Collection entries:
= = = = = = =
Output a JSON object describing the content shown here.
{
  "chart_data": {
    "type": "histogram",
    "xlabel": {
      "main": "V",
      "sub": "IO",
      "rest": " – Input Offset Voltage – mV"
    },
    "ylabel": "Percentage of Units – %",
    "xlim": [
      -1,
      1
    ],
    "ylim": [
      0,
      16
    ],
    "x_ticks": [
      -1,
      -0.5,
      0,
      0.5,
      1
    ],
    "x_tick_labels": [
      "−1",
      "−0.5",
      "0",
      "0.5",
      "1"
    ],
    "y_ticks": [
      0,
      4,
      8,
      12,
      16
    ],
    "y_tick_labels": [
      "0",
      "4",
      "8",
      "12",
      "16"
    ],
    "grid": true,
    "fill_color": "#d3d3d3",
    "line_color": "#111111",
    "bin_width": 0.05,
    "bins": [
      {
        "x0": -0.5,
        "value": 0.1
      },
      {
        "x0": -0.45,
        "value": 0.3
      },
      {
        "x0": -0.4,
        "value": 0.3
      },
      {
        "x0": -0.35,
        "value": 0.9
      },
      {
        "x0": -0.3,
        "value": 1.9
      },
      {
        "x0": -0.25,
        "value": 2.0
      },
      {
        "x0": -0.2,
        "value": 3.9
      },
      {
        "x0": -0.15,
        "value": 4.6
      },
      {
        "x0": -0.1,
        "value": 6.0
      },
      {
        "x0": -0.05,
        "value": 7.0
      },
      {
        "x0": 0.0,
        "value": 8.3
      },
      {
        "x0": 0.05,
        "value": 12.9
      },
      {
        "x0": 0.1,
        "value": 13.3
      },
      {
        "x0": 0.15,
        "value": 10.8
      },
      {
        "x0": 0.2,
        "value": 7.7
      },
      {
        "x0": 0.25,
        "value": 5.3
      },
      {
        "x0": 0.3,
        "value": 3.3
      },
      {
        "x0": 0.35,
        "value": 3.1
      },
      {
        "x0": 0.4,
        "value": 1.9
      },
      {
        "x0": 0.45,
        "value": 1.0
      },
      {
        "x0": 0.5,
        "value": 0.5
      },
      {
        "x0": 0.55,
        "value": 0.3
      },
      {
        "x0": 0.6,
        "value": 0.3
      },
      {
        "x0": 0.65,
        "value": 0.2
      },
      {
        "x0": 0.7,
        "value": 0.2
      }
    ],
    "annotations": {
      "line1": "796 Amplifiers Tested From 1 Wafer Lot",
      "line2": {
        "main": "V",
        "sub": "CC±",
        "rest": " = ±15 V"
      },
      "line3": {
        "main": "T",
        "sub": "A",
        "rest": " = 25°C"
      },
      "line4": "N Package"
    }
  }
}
= = = = = = =
→ Exercise directions
Please repeat the listing exactly, with nothing left out.

→ Final answer
Output a JSON object describing the content shown here.
{
  "chart_data": {
    "type": "histogram",
    "xlabel": {
      "main": "V",
      "sub": "IO",
      "rest": " – Input Offset Voltage – mV"
    },
    "ylabel": "Percentage of Units – %",
    "xlim": [
      -1,
      1
    ],
    "ylim": [
      0,
      16
    ],
    "x_ticks": [
      -1,
      -0.5,
      0,
      0.5,
      1
    ],
    "x_tick_labels": [
      "−1",
      "−0.5",
      "0",
      "0.5",
      "1"
    ],
    "y_ticks": [
      0,
      4,
      8,
      12,
      16
    ],
    "y_tick_labels": [
      "0",
      "4",
      "8",
      "12",
      "16"
    ],
    "grid": true,
    "fill_color": "#d3d3d3",
    "line_color": "#111111",
    "bin_width": 0.05,
    "bins": [
      {
        "x0": -0.5,
        "value": 0.1
      },
      {
        "x0": -0.45,
        "value": 0.3
      },
      {
        "x0": -0.4,
        "value": 0.3
      },
      {
        "x0": -0.35,
        "value": 0.9
      },
      {
        "x0": -0.3,
        "value": 1.9
      },
      {
        "x0": -0.25,
        "value": 2.0
      },
      {
        "x0": -0.2,
        "value": 3.9
      },
      {
        "x0": -0.15,
        "value": 4.6
      },
      {
        "x0": -0.1,
        "value": 6.0
      },
      {
        "x0": -0.05,
        "value": 7.0
      },
      {
        "x0": 0.0,
        "value": 8.3
      },
      {
        "x0": 0.05,
        "value": 12.9
      },
      {
        "x0": 0.1,
        "value": 13.3
      },
      {
        "x0": 0.15,
        "value": 10.8
      },
      {
        "x0": 0.2,
        "value": 7.7
      },
      {
        "x0": 0.25,
        "value": 5.3
      },
      {
        "x0": 0.3,
        "value": 3.3
      },
      {
        "x0": 0.35,
        "value": 3.1
      },
      {
        "x0": 0.4,
        "value": 1.9
      },
      {
        "x0": 0.45,
        "value": 1.0
      },
      {
        "x0": 0.5,
        "value": 0.5
      },
      {
        "x0": 0.55,
        "value": 0.3
      },
      {
        "x0": 0.6,
        "value": 0.3
      },
      {
        "x0": 0.65,
        "value": 0.2
      },
      {
        "x0": 0.7,
        "value": 0.2
      }
    ],
    "annotations": {
      "line1": "796 Amplifiers Tested From 1 Wafer Lot",
      "line2": {
        "main": "V",
        "sub": "CC±",
        "rest": " = ±15 V"
      },
      "line3": {
        "main": "T",
        "sub": "A",
        "rest": " = 25°C"
      },
      "line4": "N Package"
    }
  }
}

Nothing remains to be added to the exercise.